- **What you will do**
Below are records; copy every line in them that holds the word "xlabel".

- **Provided material**
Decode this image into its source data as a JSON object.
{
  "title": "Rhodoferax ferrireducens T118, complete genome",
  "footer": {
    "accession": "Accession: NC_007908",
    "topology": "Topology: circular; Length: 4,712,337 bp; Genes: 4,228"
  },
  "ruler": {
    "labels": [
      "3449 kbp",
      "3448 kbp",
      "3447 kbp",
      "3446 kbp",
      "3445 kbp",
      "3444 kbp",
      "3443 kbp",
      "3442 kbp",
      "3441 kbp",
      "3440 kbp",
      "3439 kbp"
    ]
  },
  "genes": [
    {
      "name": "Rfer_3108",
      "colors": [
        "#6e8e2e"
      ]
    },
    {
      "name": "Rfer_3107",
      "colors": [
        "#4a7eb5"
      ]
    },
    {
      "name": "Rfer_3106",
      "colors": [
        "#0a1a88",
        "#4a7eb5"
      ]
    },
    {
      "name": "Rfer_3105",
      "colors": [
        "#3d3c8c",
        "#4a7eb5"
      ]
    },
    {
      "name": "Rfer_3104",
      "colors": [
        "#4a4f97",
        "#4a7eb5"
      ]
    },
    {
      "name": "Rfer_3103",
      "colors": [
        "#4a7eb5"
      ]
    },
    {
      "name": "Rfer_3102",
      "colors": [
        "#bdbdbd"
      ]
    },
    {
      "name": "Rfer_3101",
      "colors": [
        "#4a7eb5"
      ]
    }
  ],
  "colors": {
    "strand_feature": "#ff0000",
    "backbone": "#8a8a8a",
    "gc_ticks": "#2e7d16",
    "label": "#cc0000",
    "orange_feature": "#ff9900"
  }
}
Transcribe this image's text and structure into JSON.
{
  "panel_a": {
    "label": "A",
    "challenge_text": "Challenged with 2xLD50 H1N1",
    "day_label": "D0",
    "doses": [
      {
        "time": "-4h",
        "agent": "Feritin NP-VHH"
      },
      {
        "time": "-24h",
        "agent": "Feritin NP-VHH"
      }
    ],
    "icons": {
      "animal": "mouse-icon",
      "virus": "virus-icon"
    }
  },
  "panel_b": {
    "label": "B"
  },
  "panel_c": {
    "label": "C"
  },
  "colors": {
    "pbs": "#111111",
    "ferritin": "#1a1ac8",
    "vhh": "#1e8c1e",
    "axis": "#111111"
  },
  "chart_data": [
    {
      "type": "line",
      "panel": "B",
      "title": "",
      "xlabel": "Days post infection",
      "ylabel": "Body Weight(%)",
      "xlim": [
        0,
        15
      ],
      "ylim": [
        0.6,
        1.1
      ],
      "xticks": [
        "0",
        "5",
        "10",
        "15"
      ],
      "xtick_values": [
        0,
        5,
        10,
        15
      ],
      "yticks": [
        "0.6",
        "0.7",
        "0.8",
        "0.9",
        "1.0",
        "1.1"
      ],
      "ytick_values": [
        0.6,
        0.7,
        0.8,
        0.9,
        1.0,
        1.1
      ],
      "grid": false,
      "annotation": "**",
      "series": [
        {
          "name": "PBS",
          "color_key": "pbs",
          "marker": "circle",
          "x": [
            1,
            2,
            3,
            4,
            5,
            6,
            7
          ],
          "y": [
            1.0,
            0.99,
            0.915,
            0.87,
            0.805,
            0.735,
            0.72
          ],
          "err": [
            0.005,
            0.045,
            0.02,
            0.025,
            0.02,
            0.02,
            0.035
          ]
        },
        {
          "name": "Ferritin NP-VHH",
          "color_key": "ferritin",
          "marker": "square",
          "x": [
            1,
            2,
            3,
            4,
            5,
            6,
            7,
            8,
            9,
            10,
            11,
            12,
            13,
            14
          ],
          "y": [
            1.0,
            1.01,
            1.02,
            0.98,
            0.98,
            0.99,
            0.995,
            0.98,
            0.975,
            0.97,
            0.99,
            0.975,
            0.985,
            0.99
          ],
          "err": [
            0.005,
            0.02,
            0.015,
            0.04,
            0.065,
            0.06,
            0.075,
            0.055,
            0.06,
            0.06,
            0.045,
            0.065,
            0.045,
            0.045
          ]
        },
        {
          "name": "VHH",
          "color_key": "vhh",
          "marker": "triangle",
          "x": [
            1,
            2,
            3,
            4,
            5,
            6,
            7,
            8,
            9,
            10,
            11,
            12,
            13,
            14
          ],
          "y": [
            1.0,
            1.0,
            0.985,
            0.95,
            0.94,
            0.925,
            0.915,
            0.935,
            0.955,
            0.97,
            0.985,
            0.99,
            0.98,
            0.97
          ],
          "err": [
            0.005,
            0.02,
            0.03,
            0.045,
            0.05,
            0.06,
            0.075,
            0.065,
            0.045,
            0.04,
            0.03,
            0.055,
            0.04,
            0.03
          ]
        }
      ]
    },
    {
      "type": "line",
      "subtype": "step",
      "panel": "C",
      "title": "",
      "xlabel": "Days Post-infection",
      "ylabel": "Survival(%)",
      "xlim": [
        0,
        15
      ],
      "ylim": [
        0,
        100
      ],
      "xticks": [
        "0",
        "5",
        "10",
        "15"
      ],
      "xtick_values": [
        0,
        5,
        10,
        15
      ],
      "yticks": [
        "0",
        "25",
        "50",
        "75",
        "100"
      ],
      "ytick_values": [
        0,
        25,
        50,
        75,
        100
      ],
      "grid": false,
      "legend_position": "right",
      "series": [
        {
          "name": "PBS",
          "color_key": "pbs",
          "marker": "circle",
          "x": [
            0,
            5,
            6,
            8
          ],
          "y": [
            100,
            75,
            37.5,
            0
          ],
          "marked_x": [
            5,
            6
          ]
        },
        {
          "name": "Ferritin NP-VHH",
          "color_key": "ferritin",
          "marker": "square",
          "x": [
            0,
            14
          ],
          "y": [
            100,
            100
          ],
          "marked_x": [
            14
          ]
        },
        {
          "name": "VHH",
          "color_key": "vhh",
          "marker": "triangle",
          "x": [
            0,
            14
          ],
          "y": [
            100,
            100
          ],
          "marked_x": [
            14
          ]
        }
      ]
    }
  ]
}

- **Task solution**
      "xlabel": "Days post infection",
      "xlabel": "Days Post-infection",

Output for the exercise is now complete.